* _Records to use_
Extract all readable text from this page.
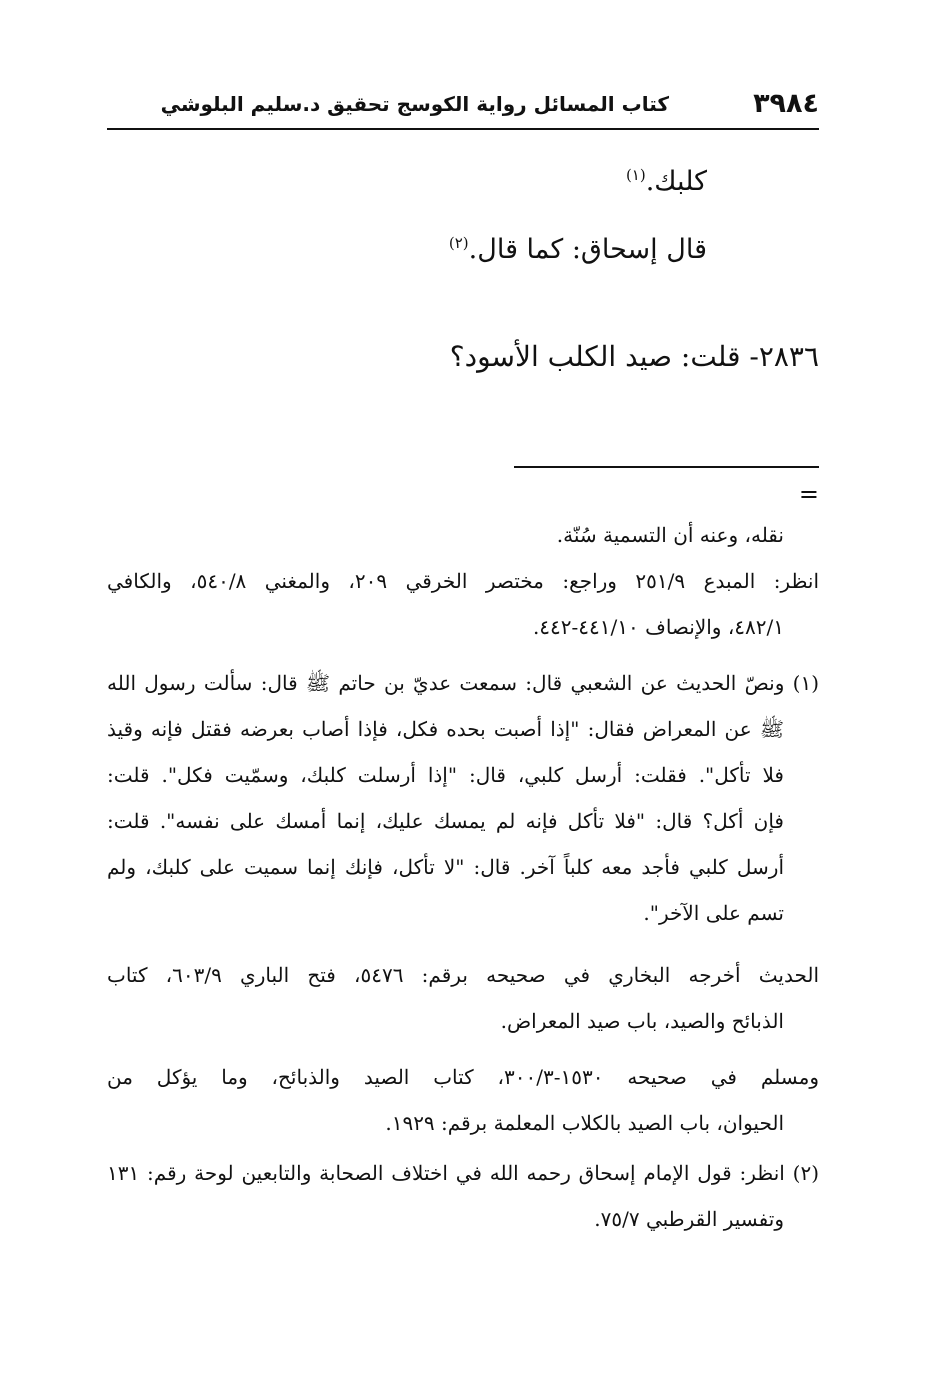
٣٩٨٤
كتاب المسائل رواية الكوسج تحقيق د.سليم البلوشي
كلبك.$^{(١)}$
قال إسحاق: كما قال.$^{(٢)}$
٢٨٣٦- قلت: صيد الكلب الأسود؟
=
نقله، وعنه أن التسمية سُنّة.
انظر: المبدع ٢٥١/٩ وراجع: مختصر الخرقي ٢٠٩، والمغني ٥٤٠/٨، والكافي
٤٨٢/١، والإنصاف ٤٤١/١٠-٤٤٢.
(١) ونصّ الحديث عن الشعبي قال: سمعت عديّ بن حاتم ﷺ قال: سألت رسول الله
ﷺ عن المعراض فقال: "إذا أصبت بحده فكل، فإذا أصاب بعرضه فقتل فإنه وقيذ
فلا تأكل". فقلت: أرسل كلبي، قال: "إذا أرسلت كلبك، وسمّيت فكل". قلت:
فإن أكل؟ قال: "فلا تأكل فإنه لم يمسك عليك، إنما أمسك على نفسه". قلت:
أرسل كلبي فأجد معه كلباً آخر. قال: "لا تأكل، فإنك إنما سميت على كلبك، ولم
تسم على الآخر".
الحديث أخرجه البخاري في صحيحه برقم: ٥٤٧٦، فتح الباري ٦٠٣/٩، كتاب
الذبائح والصيد، باب صيد المعراض.
ومسلم في صحيحه ١٥٣٠-٣٠٠/٣، كتاب الصيد والذبائح، وما يؤكل من
الحيوان، باب الصيد بالكلاب المعلمة برقم: ١٩٢٩.
(٢) انظر: قول الإمام إسحاق رحمه الله في اختلاف الصحابة والتابعين لوحة رقم: ١٣١
وتفسير القرطبي ٧٥/٧.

* _Aim_
Retype every entry verbatim and exclude the pictures from the copy.

* _Output of the task_
Extract all readable text from this page.
٣٩٨٤
كتاب المسائل رواية الكوسج تحقيق د.سليم البلوشي
كلبك.$^{(١)}$
قال إسحاق: كما قال.$^{(٢)}$
٢٨٣٦- قلت: صيد الكلب الأسود؟
=
نقله، وعنه أن التسمية سُنّة.
انظر: المبدع ٢٥١/٩ وراجع: مختصر الخرقي ٢٠٩، والمغني ٥٤٠/٨، والكافي
٤٨٢/١، والإنصاف ٤٤١/١٠-٤٤٢.
(١) ونصّ الحديث عن الشعبي قال: سمعت عديّ بن حاتم ﷺ قال: سألت رسول الله
ﷺ عن المعراض فقال: "إذا أصبت بحده فكل، فإذا أصاب بعرضه فقتل فإنه وقيذ
فلا تأكل". فقلت: أرسل كلبي، قال: "إذا أرسلت كلبك، وسمّيت فكل". قلت:
فإن أكل؟ قال: "فلا تأكل فإنه لم يمسك عليك، إنما أمسك على نفسه". قلت:
أرسل كلبي فأجد معه كلباً آخر. قال: "لا تأكل، فإنك إنما سميت على كلبك، ولم
تسم على الآخر".
الحديث أخرجه البخاري في صحيحه برقم: ٥٤٧٦، فتح الباري ٦٠٣/٩، كتاب
الذبائح والصيد، باب صيد المعراض.
ومسلم في صحيحه ١٥٣٠-٣٠٠/٣، كتاب الصيد والذبائح، وما يؤكل من
الحيوان، باب الصيد بالكلاب المعلمة برقم: ١٩٢٩.
(٢) انظر: قول الإمام إسحاق رحمه الله في اختلاف الصحابة والتابعين لوحة رقم: ١٣١
وتفسير القرطبي ٧٥/٧.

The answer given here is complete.